-- start --
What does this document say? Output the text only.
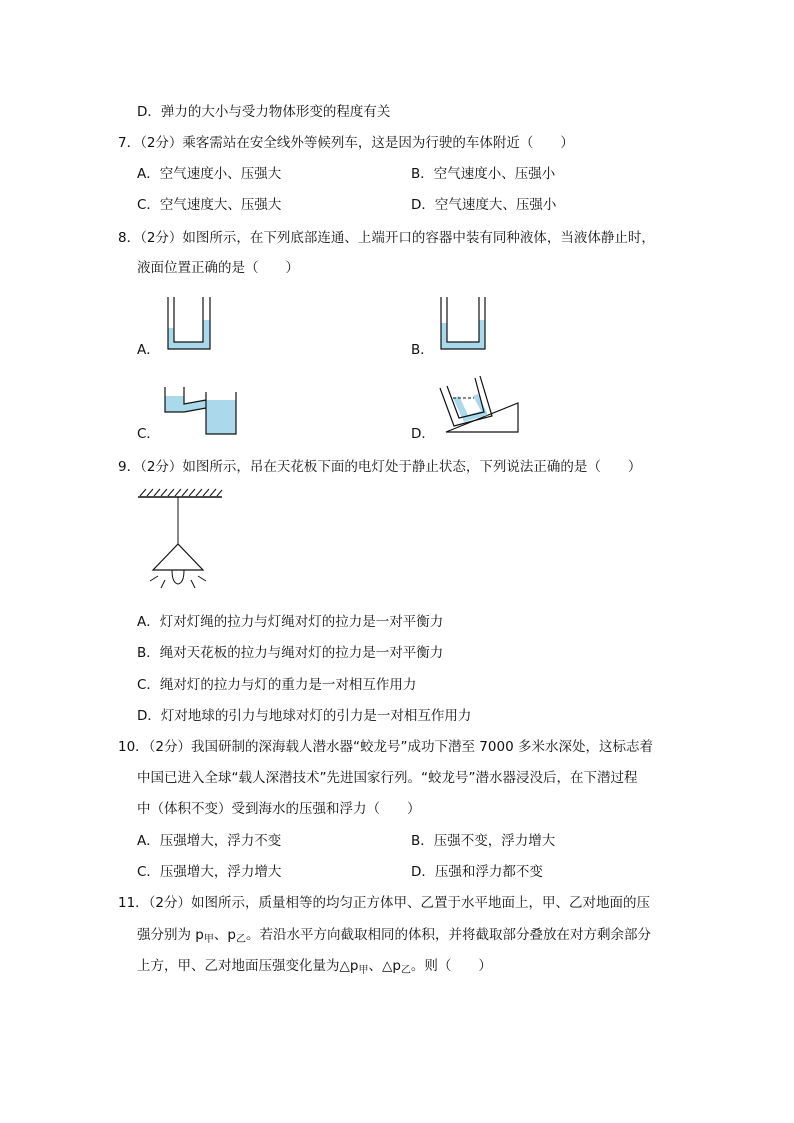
D．弹力的大小与受力物体形变的程度有关
7．（2分）乘客需站在安全线外等候列车，这是因为行驶的车体附近（　　）
A．空气速度小、压强大	B．空气速度小、压强小
C．空气速度大、压强大	D．空气速度大、压强小
8．（2分）如图所示，在下列底部连通、上端开口的容器中装有同种液体，当液体静止时，
液面位置正确的是（　　）
A．	B．
C．	D．
9．（2分）如图所示，吊在天花板下面的电灯处于静止状态，下列说法正确的是（　　）
A．灯对灯绳的拉力与灯绳对灯的拉力是一对平衡力
B．绳对天花板的拉力与绳对灯的拉力是一对平衡力
C．绳对灯的拉力与灯的重力是一对相互作用力
D．灯对地球的引力与地球对灯的引力是一对相互作用力
10．（2分）我国研制的深海载人潜水器“蛟龙号”成功下潜至 7000 多米水深处，这标志着
中国已进入全球“载人深潜技术”先进国家行列。“蛟龙号”潜水器浸没后，在下潜过程
中（体积不变）受到海水的压强和浮力（　　）
A．压强增大，浮力不变	B．压强不变，浮力增大
C．压强增大，浮力增大	D．压强和浮力都不变
11．（2分）如图所示，质量相等的均匀正方体甲、乙置于水平地面上，甲、乙对地面的压
强分别为 $p_甲$、$p_乙$。若沿水平方向截取相同的体积，并将截取部分叠放在对方剩余部分
上方，甲、乙对地面压强变化量为$\triangle p_甲$、$\triangle p_乙$。则（　　）
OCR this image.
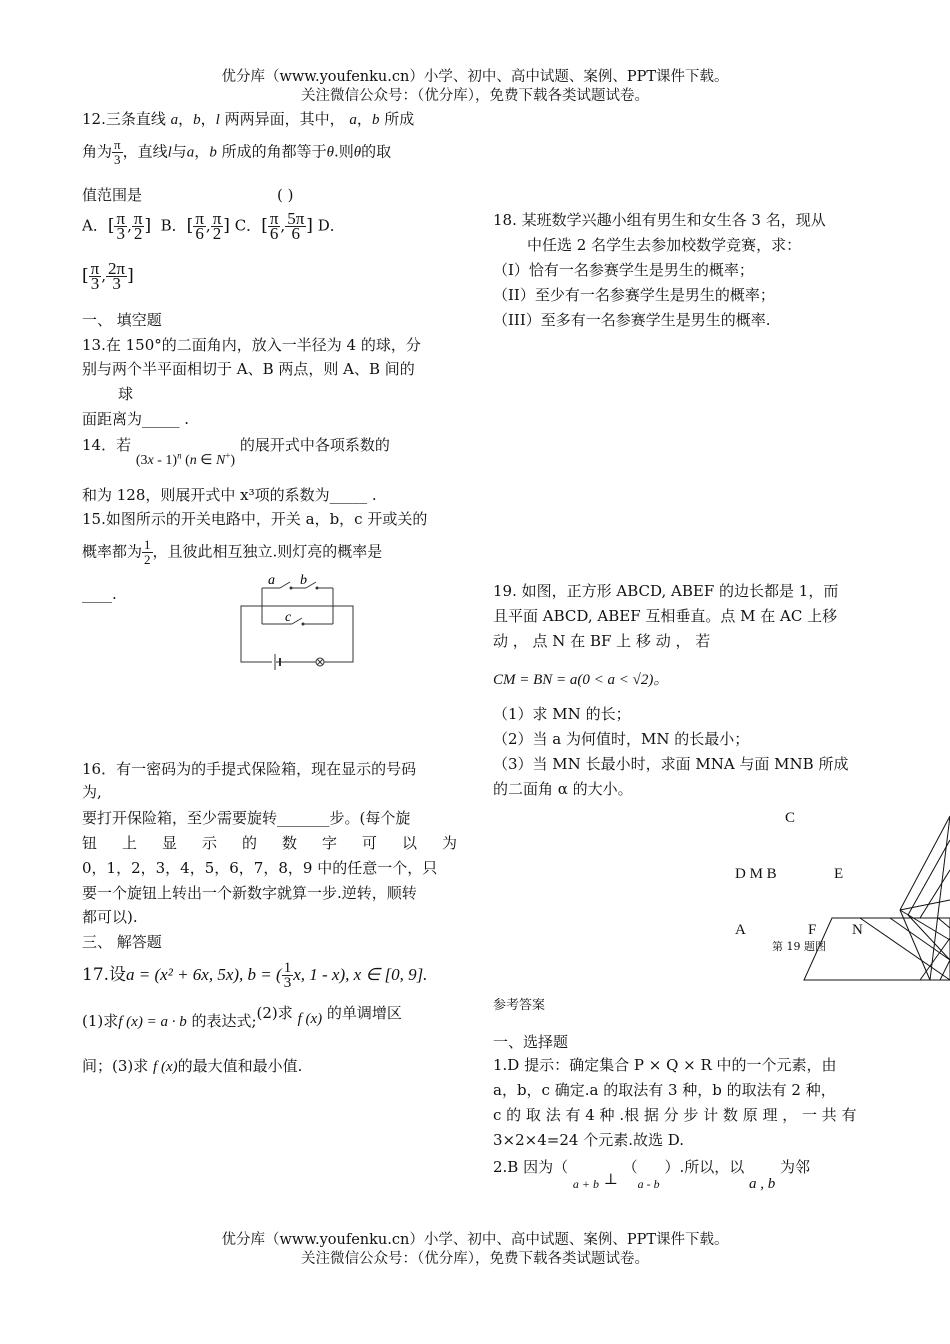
优分库（www.youfenku.cn）小学、初中、高中试题、案例、PPT课件下载。
关注微信公众号：（优分库），免费下载各类试题试卷。
12.三条直线 a，b，l 两两异面，其中， a，b 所成
角为 $\frac{\pi}{3}$ ，直线l与a，b 所成的角都等于θ.则θ的取
值范围是	( )
A．[ $\frac{\pi}{3}$ , $\frac{\pi}{2}$ ] B．[ $\frac{\pi}{6}$ , $\frac{\pi}{2}$ ] C．[ $\frac{\pi}{6}$ , $\frac{5\pi}{6}$ ] D．
[ $\frac{\pi}{3}$ , $\frac{2\pi}{3}$ ]
一、 填空题
13.在 150°的二面角内，放入一半径为 4 的球，分
别与两个半平面相切于 A、B 两点，则 A、B 间的
球
面距离为_____ .
14．若 (3x - 1)$^n$ (n ∈ N+) 的展开式中各项系数的
和为 128，则展开式中 x³项的系数为_____ .
15.如图所示的开关电路中，开关 a，b，c 开或关的
概率都为 $\frac{1}{2}$ ，且彼此相互独立.则灯亮的概率是
____.
a b
c
16．有一密码为的手提式保险箱，现在显示的号码
为,
要打开保险箱，至少需要旋转_______步。(每个旋
钮 上 显 示 的 数 字 可 以 为
0，1，2，3，4，5，6，7，8，9 中的任意一个，只
要一个旋钮上转出一个新数字就算一步.逆转，顺转
都可以).
三、 解答题
17.设a = (x² + 6x, 5x), b = ( $\frac{1}{3} x$, 1 - x), x ∈ [0, 9].
(1)求f (x) = a · b 的表达式;(2)求 f (x) 的单调增区
间；(3)求 f (x)的最大值和最小值.
18. 某班数学兴趣小组有男生和女生各 3 名，现从
中任选 2 名学生去参加校数学竞赛，求：
（I）恰有一名参赛学生是男生的概率；
（II）至少有一名参赛学生是男生的概率；
（III）至多有一名参赛学生是男生的概率.
19. 如图，正方形 ABCD, ABEF 的边长都是 1，而
且平面 ABCD, ABEF 互相垂直。点 M 在 AC 上移
动 ， 点 N 在 BF 上 移 动 ， 若
CM = BN = a(0 < a < √2)。
（1）求 MN 的长；
（2）当 a 为何值时，MN 的长最小；
（3）当 MN 长最小时，求面 MNA 与面 MNB 所成
的二面角 α 的大小。
C
D M B	E
A	F N
第 19 题图
参考答案
一、选择题
1.D 提示：确定集合 P × Q × R 中的一个元素，由
a，b，c 确定.a 的取法有 3 种，b 的取法有 2 种，
c 的 取 法 有 4 种 .根 据 分 步 计 数 原 理 ， 一 共 有
3×2×4=24 个元素.故选 D.
2.B 因为（ $_{a + b}$ ⊥ （$_{a - b}$ ）.所以，以 a , b 为邻
优分库（www.youfenku.cn）小学、初中、高中试题、案例、PPT课件下载。
关注微信公众号：（优分库），免费下载各类试题试卷。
-- end --
TO BE DONE: Leave out the pictures, and please output only the lines from the line that contains "OCR this image." through the end of the data, both ends included.

ANSWER TO THE EXERCISE:
OCR this image.
优分库（www.youfenku.cn）小学、初中、高中试题、案例、PPT课件下载。
关注微信公众号：（优分库），免费下载各类试题试卷。
12.三条直线 a，b，l 两两异面，其中， a，b 所成
角为 $\frac{\pi}{3}$ ，直线l与a，b 所成的角都等于θ.则θ的取
值范围是	( )
A．[ $\frac{\pi}{3}$ , $\frac{\pi}{2}$ ] B．[ $\frac{\pi}{6}$ , $\frac{\pi}{2}$ ] C．[ $\frac{\pi}{6}$ , $\frac{5\pi}{6}$ ] D．
[ $\frac{\pi}{3}$ , $\frac{2\pi}{3}$ ]
一、 填空题
13.在 150°的二面角内，放入一半径为 4 的球，分
别与两个半平面相切于 A、B 两点，则 A、B 间的
球
面距离为_____ .
14．若 (3x - 1)$^n$ (n ∈ N+) 的展开式中各项系数的
和为 128，则展开式中 x³项的系数为_____ .
15.如图所示的开关电路中，开关 a，b，c 开或关的
概率都为 $\frac{1}{2}$ ，且彼此相互独立.则灯亮的概率是
____.
a b
c
16．有一密码为的手提式保险箱，现在显示的号码
为,
要打开保险箱，至少需要旋转_______步。(每个旋
钮 上 显 示 的 数 字 可 以 为
0，1，2，3，4，5，6，7，8，9 中的任意一个，只
要一个旋钮上转出一个新数字就算一步.逆转，顺转
都可以).
三、 解答题
17.设a = (x² + 6x, 5x), b = ( $\frac{1}{3} x$, 1 - x), x ∈ [0, 9].
(1)求f (x) = a · b 的表达式;(2)求 f (x) 的单调增区
间；(3)求 f (x)的最大值和最小值.
18. 某班数学兴趣小组有男生和女生各 3 名，现从
中任选 2 名学生去参加校数学竞赛，求：
（I）恰有一名参赛学生是男生的概率；
（II）至少有一名参赛学生是男生的概率；
（III）至多有一名参赛学生是男生的概率.
19. 如图，正方形 ABCD, ABEF 的边长都是 1，而
且平面 ABCD, ABEF 互相垂直。点 M 在 AC 上移
动 ， 点 N 在 BF 上 移 动 ， 若
CM = BN = a(0 < a < √2)。
（1）求 MN 的长；
（2）当 a 为何值时，MN 的长最小；
（3）当 MN 长最小时，求面 MNA 与面 MNB 所成
的二面角 α 的大小。
C
D M B	E
A	F N
第 19 题图
参考答案
一、选择题
1.D 提示：确定集合 P × Q × R 中的一个元素，由
a，b，c 确定.a 的取法有 3 种，b 的取法有 2 种，
c 的 取 法 有 4 种 .根 据 分 步 计 数 原 理 ， 一 共 有
3×2×4=24 个元素.故选 D.
2.B 因为（ $_{a + b}$ ⊥ （$_{a - b}$ ）.所以，以 a , b 为邻
优分库（www.youfenku.cn）小学、初中、高中试题、案例、PPT课件下载。
关注微信公众号：（优分库），免费下载各类试题试卷。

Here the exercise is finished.